(STORED RECORDS)
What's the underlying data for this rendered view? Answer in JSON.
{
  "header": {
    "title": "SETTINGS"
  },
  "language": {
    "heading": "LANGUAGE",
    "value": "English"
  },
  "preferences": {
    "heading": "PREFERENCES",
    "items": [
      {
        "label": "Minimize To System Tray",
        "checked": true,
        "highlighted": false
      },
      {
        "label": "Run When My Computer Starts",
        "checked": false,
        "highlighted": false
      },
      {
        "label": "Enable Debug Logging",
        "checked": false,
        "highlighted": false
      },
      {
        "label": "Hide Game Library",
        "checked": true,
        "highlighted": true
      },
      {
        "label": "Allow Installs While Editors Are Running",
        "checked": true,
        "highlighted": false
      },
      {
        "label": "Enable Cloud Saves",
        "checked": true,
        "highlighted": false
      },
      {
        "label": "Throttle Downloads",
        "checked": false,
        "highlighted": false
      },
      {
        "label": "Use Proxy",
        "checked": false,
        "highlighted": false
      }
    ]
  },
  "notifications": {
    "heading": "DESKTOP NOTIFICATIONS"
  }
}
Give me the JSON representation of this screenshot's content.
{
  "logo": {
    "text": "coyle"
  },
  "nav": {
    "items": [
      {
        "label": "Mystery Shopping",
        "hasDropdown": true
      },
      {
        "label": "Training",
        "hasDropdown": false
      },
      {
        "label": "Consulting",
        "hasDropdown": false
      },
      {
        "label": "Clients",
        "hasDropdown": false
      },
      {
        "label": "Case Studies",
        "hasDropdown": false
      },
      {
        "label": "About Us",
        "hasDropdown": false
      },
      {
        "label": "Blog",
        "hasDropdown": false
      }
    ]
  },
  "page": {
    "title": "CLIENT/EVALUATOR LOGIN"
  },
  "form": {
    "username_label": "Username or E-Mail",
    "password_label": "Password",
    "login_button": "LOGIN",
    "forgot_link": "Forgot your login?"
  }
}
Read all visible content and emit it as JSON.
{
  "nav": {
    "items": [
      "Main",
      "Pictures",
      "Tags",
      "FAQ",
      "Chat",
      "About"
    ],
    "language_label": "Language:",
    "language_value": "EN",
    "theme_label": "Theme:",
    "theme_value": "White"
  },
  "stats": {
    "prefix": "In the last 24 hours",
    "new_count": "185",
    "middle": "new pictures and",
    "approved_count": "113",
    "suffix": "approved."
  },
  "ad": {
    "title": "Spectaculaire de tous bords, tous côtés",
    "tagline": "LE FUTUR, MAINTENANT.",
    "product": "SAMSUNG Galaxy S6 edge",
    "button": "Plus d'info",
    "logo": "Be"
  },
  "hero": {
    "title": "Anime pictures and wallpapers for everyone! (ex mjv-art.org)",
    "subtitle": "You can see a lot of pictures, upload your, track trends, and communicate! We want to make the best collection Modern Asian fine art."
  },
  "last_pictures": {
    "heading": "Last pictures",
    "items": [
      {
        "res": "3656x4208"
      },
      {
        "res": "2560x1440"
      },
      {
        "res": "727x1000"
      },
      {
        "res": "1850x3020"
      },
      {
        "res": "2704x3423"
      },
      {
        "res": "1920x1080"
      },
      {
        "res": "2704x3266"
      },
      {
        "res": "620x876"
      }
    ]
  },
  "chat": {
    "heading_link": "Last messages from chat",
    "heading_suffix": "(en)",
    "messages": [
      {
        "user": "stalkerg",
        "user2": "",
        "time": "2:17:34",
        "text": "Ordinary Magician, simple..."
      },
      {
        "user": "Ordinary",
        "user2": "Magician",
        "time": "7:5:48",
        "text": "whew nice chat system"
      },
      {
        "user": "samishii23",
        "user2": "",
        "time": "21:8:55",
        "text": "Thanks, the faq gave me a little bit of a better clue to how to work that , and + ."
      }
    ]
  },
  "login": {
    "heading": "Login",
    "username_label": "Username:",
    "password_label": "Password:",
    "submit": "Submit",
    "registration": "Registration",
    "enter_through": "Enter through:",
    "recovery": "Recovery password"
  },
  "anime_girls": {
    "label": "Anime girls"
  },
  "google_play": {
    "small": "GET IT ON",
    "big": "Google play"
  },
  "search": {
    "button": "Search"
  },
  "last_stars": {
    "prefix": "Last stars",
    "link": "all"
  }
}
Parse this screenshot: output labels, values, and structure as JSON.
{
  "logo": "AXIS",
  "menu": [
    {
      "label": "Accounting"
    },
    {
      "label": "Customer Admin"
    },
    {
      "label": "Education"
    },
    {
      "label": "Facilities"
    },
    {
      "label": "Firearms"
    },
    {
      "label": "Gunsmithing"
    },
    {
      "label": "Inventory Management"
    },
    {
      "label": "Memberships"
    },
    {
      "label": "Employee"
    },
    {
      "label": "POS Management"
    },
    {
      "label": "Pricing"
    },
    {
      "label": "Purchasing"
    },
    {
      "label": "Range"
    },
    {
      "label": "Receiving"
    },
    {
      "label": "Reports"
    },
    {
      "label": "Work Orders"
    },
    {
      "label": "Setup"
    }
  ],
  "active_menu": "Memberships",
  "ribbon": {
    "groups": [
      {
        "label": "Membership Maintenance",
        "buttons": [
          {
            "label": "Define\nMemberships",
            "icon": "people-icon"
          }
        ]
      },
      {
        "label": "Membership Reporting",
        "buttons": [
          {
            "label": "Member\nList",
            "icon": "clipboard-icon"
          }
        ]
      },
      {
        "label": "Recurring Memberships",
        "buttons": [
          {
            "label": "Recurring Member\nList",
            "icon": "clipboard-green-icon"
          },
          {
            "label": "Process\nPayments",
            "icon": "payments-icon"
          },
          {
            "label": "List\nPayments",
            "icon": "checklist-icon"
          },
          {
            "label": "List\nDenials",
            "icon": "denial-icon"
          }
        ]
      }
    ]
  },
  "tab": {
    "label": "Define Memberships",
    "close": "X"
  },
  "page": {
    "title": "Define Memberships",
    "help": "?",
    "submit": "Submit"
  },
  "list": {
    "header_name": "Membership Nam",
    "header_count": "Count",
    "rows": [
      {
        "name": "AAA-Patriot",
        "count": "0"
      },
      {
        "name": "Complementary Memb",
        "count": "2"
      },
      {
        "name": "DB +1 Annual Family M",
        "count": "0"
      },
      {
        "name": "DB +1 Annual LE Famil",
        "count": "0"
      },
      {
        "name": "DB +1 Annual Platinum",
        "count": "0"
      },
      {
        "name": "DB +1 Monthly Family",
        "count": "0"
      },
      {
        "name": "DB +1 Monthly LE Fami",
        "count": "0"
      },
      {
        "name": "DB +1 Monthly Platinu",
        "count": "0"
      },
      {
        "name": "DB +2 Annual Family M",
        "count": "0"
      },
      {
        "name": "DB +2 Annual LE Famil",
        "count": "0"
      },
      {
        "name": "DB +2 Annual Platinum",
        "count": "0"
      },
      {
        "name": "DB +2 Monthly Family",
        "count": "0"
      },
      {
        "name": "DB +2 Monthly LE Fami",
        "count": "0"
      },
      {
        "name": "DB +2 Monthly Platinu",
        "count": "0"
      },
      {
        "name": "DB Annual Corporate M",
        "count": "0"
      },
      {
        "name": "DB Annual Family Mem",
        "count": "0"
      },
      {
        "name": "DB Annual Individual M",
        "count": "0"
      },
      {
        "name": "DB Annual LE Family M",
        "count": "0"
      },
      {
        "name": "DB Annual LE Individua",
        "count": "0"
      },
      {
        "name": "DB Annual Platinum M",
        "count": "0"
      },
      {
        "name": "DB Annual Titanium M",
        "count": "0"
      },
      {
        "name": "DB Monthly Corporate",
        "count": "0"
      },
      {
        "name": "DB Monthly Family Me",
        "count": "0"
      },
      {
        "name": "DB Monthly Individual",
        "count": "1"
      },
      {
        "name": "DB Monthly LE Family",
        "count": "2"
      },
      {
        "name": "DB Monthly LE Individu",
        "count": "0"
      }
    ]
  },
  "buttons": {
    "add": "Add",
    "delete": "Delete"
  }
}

(AIM OF THE TASK) Looking at the data above, how many lines hold the word "icon"? Respond with the number alone.

(FINISHED TASK) 6